• _Directive_:
Copy out all lines with the word "color" in them.

• _Extracted information_:
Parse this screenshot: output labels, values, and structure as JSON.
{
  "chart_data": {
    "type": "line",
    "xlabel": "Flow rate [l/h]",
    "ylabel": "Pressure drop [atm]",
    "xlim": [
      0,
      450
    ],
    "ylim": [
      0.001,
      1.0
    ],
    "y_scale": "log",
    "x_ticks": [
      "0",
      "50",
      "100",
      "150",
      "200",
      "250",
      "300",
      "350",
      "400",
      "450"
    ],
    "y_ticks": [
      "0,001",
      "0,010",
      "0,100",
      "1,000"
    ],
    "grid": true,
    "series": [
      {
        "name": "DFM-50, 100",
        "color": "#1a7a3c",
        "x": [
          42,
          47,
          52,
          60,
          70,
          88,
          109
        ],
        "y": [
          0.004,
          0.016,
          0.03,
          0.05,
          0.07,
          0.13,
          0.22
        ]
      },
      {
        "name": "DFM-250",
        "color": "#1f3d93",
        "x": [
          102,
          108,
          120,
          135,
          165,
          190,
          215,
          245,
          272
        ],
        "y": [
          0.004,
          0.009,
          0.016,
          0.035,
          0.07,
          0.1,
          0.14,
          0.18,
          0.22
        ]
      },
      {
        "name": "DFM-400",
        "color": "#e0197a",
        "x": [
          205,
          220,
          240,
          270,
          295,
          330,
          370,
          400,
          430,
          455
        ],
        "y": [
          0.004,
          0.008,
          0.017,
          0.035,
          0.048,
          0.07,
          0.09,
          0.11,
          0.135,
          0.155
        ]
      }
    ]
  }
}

• _Result for this task_:
        "color": "#1a7a3c",
        "color": "#1f3d93",
        "color": "#e0197a",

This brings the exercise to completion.